EXERCISE REQUIREMENTS
Look through the data below and work out how many lines contain the string "text". Give the number alone.

ROWS
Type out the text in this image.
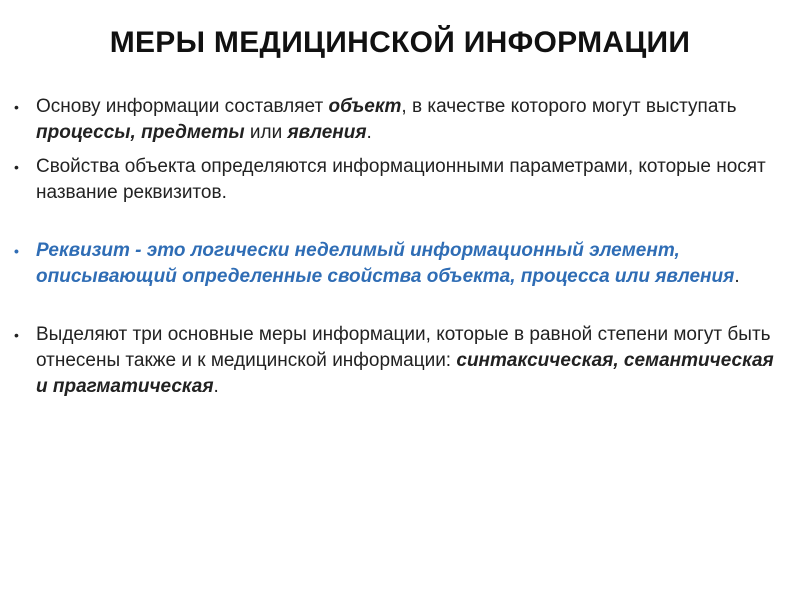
МЕРЫ МЕДИЦИНСКОЙ ИНФОРМАЦИИ
• Основу информации составляет объект, в качестве которого могут выступать процессы, предметы или явления.
• Свойства объекта определяются информационными параметрами, которые носят название реквизитов.
• Реквизит - это логически неделимый информационный элемент, описывающий определенные свойства объекта, процесса или явления.
• Выделяют три основные меры информации, которые в равной степени могут быть отнесены также и к медицинской информации: синтаксическая, семантическая и прагматическая.
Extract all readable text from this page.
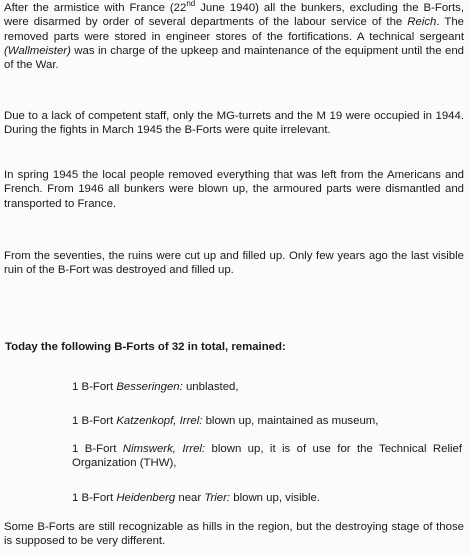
After the armistice with France (22nd June 1940) all the bunkers, excluding the B-Forts, were disarmed by order of several departments of the labour service of the Reich. The removed parts were stored in engineer stores of the fortifications. A technical sergeant (Wallmeister) was in charge of the upkeep and maintenance of the equipment until the end of the War.

Due to a lack of competent staff, only the MG-turrets and the M 19 were occupied in 1944. During the fights in March 1945 the B-Forts were quite irrelevant.

In spring 1945 the local people removed everything that was left from the Americans and French. From 1946 all bunkers were blown up, the armoured parts were dismantled and transported to France.

From the seventies, the ruins were cut up and filled up. Only few years ago the last visible ruin of the B-Fort was destroyed and filled up.

Today the following B-Forts of 32 in total, remained:

1 B-Fort Besseringen: unblasted,
1 B-Fort Katzenkopf, Irrel: blown up, maintained as museum,
1 B-Fort Nimswerk, Irrel: blown up, it is of use for the Technical Relief Organization (THW),
1 B-Fort Heidenberg near Trier: blown up, visible.

Some B-Forts are still recognizable as hills in the region, but the destroying stage of those is supposed to be very different.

REPLY TO THE EXERCISE
2